*Cosa fare*:
1 > Estrai dal brano sull'economia del Ticino il passo che comincia con "Pur vero è che, appunto" e termina con "problema: i ticinesi.".
2 > Rispondi a queste domande sul brano sull'economia del Ticino:
(a) Qual è la percentuale media di disoccupazione indicata?
(b) Di quanto è cresciuto il lavoro temporaneo, e in quanto tempo?
(c) Nonostante che cosa i servizi subiscono tagli?

*Estratto*:
<<<<

Pur vero è che, appunto come dicevamo sempre in merito alle sviolinate di Vitta, che si compiace per l’economia del Ticino che va benissimo, c’è solo un problema: i ticinesi.

Eh sì, noi poveri baluba non smuoviamo di un millimetro il nostro 6% di disoccupazione, (di media eh? Perché poi tra giovani e anziani è peggio) diventiamo sempre più poveri (rischio di povertà al 31%, il doppio della Svizzera). Il lavoro temporaneo è quasi raddoppiato in quattro anni, nel senso che molte fasce lavorano, ma non riescono neanche pregando San Cristoforo a trovare un tempo pieno. Working poor, li chiamano.

Però l’economia tira, certo. Ma i nostri servizi subiscono costanti tagli, e questo nonostante i milioni della banca cantonale e le sopravvenienze d’imposta dovuti alla mini amnistia fiscale federale.

>>>>

*Dati di previsione dei riquadri di delimitazione*:
<<<<

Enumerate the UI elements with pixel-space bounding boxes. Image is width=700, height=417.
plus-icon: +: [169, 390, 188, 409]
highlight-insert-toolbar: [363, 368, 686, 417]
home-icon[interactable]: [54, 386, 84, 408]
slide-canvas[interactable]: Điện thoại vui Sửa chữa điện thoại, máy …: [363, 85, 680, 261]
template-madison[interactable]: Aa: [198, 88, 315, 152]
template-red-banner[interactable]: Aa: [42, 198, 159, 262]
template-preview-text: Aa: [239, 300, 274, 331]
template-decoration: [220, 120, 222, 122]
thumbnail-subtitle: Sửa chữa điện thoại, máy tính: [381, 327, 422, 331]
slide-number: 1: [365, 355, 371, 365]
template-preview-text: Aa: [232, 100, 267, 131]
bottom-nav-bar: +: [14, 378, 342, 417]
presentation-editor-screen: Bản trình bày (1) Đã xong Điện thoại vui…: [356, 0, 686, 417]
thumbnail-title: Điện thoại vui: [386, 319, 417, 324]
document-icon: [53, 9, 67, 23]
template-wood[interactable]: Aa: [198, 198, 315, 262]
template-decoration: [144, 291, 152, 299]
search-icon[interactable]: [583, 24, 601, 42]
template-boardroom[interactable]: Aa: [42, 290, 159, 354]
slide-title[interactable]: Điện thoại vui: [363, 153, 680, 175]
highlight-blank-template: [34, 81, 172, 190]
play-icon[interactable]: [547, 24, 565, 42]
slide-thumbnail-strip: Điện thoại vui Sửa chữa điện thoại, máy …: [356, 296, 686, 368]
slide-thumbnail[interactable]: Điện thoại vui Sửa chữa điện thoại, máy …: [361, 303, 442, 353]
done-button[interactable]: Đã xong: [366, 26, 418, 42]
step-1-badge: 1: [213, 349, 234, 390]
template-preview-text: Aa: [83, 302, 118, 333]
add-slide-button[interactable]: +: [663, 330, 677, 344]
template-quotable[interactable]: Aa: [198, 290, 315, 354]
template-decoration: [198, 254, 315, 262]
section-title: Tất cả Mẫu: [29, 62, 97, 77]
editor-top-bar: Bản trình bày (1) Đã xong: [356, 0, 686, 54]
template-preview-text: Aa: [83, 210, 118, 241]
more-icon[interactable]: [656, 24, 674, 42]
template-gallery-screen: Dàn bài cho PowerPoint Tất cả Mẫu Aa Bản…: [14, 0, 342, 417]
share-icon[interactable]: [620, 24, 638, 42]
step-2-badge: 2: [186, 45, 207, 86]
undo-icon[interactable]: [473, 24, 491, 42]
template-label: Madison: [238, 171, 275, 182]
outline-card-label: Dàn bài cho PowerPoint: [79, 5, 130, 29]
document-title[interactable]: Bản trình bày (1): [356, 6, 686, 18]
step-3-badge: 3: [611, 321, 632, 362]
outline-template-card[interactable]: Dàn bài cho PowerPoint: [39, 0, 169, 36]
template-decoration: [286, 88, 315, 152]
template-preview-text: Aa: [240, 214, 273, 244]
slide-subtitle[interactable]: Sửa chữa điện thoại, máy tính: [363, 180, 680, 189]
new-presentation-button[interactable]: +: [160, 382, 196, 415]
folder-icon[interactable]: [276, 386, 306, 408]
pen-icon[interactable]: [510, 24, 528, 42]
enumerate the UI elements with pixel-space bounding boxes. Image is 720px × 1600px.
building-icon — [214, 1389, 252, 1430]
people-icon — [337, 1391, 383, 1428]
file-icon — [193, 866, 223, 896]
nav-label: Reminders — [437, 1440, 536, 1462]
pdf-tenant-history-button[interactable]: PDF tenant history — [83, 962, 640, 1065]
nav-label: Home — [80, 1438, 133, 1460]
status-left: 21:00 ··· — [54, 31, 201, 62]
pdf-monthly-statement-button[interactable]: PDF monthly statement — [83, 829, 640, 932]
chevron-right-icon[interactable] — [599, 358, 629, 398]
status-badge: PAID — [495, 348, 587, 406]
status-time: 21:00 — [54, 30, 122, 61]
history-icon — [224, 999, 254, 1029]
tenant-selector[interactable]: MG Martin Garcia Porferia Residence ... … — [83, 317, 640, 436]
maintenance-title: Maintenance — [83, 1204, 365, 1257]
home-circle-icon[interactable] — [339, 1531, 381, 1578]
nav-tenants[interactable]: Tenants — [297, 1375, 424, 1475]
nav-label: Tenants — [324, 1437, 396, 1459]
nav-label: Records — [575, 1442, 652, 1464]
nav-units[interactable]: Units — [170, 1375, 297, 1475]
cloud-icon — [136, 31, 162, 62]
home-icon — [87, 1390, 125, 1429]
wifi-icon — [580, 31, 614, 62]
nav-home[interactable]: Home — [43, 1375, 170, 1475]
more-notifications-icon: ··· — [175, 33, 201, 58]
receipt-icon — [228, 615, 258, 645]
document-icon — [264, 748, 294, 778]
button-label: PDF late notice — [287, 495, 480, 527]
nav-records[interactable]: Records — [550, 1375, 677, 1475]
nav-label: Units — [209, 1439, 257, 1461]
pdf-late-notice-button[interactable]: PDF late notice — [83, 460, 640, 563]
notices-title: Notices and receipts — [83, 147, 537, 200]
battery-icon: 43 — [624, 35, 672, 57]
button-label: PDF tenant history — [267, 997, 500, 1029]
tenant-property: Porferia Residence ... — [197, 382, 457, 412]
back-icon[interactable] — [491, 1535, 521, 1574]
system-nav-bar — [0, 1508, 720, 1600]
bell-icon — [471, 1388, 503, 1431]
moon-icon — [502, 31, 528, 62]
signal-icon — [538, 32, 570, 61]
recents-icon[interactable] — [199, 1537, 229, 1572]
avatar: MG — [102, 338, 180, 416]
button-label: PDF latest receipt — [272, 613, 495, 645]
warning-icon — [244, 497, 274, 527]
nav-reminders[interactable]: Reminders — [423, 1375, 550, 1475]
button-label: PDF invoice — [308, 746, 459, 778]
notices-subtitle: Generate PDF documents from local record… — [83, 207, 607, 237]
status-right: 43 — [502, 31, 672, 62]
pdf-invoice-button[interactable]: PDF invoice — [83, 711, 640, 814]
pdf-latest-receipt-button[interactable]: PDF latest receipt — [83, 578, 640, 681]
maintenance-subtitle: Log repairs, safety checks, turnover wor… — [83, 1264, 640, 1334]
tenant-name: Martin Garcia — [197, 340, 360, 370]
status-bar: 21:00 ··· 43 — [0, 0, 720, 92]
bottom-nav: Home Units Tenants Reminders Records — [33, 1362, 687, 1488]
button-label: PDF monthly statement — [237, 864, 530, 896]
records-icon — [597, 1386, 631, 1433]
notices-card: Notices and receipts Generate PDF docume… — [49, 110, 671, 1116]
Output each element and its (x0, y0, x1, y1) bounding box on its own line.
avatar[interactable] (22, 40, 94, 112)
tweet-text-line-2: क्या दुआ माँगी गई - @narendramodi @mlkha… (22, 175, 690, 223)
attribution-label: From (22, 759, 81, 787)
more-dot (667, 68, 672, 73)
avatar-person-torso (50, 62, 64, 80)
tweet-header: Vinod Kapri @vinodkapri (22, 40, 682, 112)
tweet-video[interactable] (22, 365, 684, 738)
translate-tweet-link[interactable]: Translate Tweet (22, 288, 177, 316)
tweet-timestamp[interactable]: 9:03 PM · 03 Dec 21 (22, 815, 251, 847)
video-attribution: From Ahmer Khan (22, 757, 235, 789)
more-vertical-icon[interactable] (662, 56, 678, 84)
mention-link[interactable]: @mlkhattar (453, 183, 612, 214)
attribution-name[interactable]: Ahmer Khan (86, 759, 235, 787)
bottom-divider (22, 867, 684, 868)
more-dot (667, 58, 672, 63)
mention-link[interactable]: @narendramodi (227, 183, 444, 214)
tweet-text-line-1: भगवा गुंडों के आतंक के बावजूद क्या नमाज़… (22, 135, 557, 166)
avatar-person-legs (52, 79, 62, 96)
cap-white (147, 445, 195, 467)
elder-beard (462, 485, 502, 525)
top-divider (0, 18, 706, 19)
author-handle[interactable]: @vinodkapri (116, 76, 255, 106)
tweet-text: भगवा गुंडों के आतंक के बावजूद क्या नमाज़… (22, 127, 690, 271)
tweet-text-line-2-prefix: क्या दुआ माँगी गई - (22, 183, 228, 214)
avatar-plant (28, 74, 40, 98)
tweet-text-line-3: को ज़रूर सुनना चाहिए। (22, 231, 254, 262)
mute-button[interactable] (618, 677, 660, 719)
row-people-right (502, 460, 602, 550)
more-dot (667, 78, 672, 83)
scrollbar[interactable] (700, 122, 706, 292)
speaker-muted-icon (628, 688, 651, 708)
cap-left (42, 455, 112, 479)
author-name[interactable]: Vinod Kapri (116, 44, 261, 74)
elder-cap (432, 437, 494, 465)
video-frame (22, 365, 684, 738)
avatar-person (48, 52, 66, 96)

>>>>

*Risposte in ordine*:
1 >
Pur vero è che, appunto come dicevamo sempre in merito alle sviolinate di Vitta, che si compiace per l’economia del Ticino che va benissimo, c’è solo un problema: i ticinesi.

2 >
(a) Il 6%.
(b) È quasi raddoppiato in quattro anni.
(c) Nonostante i milioni della banca cantonale e le sopravvenienze d'imposta dovute alla mini amnistia fiscale federale.